> [Task statement] Find the string "Month" in the data, then copy every line where it is found.

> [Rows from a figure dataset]
- - -

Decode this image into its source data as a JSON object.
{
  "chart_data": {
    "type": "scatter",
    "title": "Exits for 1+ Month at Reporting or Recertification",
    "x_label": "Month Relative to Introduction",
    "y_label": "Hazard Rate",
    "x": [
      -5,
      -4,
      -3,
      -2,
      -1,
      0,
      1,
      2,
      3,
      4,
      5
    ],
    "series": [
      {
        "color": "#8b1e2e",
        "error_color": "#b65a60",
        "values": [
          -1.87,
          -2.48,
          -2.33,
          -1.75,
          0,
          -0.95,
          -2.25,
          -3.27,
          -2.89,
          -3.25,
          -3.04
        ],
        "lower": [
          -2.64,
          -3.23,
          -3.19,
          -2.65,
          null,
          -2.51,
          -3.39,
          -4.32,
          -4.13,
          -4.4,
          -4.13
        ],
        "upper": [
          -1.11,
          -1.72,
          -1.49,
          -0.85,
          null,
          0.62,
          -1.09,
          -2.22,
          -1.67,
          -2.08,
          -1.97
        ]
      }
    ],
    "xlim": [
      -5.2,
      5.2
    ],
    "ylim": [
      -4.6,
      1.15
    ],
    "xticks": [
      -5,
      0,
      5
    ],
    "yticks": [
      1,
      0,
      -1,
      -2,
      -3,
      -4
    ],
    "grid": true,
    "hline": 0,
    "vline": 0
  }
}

- - -

> [Answer to the task]
    "title": "Exits for 1+ Month at Reporting or Recertification",
    "x_label": "Month Relative to Introduction",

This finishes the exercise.